- Set task
For every line in the records that has the word "unidad", make a copy.

Recorded data

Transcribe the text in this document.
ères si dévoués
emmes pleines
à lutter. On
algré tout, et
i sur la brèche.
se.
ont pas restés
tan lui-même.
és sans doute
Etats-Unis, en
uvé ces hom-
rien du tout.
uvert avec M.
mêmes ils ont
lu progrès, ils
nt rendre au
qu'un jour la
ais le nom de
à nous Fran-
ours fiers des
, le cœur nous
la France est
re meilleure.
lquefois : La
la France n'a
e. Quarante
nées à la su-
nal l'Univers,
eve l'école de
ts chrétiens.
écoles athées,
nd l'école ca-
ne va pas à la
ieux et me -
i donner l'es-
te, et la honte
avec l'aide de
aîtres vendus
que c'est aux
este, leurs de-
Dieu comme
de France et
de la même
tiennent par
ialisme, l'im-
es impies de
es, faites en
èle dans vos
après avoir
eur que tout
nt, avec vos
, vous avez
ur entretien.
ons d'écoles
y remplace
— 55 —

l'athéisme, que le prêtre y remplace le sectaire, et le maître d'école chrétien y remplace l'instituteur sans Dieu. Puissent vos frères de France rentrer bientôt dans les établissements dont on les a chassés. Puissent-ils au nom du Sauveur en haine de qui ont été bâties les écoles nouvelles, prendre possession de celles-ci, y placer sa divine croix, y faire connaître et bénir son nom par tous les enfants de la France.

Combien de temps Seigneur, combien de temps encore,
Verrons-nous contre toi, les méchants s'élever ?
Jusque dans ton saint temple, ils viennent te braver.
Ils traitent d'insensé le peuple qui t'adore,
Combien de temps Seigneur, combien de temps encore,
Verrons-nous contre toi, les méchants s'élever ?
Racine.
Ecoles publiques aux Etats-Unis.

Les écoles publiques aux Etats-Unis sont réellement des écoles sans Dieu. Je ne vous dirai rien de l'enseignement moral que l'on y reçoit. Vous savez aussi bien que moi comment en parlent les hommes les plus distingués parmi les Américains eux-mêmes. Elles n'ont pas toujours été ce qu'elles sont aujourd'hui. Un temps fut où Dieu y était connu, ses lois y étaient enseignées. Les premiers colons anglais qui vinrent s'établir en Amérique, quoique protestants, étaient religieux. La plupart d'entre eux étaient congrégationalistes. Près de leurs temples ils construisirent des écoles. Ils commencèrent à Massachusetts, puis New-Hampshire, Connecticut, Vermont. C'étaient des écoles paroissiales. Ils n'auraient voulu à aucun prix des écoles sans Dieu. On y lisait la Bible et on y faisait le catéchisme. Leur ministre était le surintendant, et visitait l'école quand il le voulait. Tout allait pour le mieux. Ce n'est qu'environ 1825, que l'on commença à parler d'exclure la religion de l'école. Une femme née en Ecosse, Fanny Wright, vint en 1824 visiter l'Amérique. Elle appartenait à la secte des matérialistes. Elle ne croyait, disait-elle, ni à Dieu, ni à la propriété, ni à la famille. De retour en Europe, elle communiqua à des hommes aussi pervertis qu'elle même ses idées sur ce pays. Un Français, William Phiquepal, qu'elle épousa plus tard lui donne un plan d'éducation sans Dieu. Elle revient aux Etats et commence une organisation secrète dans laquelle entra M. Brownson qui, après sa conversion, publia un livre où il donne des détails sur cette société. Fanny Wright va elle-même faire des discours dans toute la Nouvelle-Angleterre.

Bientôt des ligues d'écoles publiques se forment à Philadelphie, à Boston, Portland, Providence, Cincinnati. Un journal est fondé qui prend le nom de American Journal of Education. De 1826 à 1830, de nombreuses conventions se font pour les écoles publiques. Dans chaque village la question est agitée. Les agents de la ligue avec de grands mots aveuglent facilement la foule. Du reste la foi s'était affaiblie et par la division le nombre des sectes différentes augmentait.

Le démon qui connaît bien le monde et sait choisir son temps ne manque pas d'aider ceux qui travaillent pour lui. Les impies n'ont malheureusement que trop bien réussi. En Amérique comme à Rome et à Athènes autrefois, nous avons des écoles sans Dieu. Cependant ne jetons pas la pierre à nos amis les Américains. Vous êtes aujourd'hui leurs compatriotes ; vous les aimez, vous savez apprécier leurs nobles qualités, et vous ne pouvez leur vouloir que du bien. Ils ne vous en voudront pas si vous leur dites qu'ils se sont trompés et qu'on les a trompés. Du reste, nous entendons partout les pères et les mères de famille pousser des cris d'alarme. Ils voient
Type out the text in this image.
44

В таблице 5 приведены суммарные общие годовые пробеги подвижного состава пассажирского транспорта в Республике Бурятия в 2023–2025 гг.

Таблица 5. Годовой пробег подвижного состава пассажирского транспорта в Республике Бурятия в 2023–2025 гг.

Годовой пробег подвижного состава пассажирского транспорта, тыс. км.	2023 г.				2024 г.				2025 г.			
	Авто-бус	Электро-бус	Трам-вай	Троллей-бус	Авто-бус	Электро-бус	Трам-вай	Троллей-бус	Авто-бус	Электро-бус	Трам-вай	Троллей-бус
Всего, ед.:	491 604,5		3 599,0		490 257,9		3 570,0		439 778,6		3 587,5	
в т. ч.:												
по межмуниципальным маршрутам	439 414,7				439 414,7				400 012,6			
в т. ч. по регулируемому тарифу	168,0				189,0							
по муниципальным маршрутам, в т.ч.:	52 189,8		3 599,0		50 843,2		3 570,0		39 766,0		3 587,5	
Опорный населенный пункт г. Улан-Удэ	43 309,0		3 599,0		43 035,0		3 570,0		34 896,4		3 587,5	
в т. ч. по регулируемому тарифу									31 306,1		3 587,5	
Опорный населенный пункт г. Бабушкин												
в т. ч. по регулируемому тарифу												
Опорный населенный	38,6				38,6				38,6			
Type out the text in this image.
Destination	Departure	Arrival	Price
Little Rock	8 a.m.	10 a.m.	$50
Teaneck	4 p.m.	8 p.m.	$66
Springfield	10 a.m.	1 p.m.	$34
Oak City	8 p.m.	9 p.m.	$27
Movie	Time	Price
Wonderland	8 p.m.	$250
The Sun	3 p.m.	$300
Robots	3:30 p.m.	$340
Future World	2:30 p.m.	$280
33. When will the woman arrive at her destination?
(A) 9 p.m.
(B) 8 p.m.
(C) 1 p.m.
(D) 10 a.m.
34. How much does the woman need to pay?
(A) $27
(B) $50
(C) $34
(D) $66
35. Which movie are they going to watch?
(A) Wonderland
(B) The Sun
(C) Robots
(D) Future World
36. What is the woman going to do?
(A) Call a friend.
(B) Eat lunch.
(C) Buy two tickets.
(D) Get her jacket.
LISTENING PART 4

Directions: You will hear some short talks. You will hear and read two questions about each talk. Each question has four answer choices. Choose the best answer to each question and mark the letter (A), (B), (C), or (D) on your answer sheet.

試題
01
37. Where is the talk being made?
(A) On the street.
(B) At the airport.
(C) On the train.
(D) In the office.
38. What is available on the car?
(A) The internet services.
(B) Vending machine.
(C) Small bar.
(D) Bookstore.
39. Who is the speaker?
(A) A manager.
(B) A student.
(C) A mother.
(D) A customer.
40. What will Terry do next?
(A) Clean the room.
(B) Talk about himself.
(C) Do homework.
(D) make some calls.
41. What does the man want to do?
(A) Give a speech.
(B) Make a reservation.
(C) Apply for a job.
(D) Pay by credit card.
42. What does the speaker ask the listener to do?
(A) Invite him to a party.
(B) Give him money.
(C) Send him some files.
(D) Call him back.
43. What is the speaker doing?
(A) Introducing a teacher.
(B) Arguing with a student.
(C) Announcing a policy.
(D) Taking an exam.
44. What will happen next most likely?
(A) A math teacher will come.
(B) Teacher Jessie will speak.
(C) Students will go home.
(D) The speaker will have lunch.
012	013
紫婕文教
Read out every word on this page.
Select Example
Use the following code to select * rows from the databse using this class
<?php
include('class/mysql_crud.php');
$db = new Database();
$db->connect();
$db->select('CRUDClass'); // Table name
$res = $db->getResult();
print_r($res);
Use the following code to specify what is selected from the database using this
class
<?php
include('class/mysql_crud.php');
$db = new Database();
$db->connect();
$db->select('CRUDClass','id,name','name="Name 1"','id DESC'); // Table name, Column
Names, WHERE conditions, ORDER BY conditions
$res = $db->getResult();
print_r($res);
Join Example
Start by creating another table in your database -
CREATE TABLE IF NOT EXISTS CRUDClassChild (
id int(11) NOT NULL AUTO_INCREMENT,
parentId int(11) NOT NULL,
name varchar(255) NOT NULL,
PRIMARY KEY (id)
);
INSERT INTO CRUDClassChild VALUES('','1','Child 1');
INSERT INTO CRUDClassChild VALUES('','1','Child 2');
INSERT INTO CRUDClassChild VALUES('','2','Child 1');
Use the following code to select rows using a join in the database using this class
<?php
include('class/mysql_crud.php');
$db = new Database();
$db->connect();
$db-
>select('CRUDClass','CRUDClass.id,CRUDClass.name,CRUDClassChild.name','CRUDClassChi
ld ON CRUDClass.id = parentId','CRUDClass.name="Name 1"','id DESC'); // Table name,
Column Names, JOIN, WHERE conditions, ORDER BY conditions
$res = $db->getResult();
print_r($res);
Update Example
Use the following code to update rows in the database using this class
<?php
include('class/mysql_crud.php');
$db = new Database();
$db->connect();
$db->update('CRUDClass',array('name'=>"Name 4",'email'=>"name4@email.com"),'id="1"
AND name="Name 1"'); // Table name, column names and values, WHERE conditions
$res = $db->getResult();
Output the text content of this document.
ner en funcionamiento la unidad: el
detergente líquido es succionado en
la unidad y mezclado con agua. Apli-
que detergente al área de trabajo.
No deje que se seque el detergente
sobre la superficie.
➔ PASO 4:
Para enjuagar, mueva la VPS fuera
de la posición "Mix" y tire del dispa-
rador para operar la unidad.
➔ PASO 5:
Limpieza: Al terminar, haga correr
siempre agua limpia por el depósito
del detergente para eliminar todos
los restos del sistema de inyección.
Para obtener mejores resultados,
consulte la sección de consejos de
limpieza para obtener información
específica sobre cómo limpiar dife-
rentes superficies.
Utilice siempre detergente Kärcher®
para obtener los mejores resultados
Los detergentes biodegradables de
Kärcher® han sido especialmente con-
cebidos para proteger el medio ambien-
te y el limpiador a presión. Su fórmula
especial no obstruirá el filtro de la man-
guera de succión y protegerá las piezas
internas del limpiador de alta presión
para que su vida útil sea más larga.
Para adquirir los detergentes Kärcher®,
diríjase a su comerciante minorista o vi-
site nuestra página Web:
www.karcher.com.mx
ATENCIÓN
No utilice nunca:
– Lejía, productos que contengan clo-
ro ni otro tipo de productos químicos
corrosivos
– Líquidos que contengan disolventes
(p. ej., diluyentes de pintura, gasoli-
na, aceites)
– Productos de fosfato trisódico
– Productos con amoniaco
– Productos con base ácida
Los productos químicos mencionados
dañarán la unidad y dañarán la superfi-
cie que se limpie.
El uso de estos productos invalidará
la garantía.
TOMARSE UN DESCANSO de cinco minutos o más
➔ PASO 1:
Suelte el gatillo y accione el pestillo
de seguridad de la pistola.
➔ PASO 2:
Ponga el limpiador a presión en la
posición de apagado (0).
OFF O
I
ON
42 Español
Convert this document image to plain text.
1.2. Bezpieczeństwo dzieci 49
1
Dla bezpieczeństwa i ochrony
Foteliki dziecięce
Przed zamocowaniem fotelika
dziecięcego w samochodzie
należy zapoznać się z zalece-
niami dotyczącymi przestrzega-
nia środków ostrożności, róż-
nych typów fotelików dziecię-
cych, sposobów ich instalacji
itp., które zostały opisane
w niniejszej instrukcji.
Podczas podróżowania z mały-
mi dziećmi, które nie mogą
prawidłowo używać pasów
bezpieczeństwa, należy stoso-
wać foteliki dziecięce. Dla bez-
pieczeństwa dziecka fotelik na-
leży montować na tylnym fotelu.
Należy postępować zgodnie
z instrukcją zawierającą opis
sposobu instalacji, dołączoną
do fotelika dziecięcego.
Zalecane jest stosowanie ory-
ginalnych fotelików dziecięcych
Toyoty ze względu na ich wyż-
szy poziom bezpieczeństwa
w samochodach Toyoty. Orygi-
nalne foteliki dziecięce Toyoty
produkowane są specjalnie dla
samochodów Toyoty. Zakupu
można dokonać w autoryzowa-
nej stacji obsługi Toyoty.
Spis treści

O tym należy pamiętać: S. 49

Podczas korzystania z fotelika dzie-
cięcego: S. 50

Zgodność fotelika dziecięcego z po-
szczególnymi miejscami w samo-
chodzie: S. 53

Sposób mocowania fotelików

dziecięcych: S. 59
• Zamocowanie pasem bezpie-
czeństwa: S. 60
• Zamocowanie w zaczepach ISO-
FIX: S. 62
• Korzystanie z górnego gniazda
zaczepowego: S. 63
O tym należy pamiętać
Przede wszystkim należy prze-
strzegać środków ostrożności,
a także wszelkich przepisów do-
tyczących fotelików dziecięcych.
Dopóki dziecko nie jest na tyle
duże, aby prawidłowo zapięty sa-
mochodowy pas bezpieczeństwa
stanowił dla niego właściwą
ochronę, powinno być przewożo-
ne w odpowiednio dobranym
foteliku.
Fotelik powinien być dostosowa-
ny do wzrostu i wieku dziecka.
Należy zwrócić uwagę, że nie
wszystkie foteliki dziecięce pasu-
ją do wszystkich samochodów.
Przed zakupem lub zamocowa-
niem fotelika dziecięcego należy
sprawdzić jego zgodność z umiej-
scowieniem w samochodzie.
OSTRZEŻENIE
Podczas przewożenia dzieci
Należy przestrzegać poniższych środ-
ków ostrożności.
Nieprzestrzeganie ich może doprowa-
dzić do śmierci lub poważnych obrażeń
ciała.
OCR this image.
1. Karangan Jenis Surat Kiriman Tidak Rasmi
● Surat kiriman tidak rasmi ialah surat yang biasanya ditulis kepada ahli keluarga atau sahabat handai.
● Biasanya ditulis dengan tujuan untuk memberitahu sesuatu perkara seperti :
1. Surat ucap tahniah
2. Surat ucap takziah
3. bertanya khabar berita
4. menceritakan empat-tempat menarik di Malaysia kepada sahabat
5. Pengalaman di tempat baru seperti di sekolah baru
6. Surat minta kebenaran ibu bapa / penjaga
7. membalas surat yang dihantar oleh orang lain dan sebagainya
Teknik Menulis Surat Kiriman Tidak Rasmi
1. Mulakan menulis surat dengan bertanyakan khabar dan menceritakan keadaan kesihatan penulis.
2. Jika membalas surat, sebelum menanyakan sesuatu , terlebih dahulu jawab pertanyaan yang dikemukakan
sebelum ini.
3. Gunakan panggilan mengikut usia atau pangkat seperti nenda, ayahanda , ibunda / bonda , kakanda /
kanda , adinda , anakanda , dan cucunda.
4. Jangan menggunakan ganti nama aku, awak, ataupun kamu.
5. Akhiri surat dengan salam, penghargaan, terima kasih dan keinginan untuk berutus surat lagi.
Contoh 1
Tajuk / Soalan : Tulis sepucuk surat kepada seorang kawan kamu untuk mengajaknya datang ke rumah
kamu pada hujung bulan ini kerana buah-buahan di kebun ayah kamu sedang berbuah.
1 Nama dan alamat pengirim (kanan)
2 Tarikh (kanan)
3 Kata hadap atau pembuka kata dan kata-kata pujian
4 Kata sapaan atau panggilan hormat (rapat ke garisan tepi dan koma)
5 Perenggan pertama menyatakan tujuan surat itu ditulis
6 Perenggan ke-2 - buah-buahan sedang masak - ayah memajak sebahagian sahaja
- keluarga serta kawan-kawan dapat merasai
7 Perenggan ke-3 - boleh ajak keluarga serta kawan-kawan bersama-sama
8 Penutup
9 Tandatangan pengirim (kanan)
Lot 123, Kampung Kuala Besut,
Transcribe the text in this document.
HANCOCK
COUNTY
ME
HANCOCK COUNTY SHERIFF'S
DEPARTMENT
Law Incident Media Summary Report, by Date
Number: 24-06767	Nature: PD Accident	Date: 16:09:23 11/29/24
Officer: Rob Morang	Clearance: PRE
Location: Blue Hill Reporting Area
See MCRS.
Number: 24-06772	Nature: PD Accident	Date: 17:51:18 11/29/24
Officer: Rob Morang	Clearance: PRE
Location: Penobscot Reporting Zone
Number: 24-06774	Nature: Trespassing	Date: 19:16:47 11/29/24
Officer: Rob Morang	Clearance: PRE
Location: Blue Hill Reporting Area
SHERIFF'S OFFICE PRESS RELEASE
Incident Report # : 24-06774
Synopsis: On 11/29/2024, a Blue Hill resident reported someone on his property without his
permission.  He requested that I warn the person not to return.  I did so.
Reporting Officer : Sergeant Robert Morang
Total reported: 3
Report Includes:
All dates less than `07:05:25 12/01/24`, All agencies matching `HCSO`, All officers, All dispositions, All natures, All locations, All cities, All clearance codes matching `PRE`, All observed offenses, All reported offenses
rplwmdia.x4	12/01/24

- Solution to the exercise
ner en funcionamiento la unidad: el
la unidad y mezclado con agua. Apli-
rador para operar la unidad.
dañarán la unidad y dañarán la superfi-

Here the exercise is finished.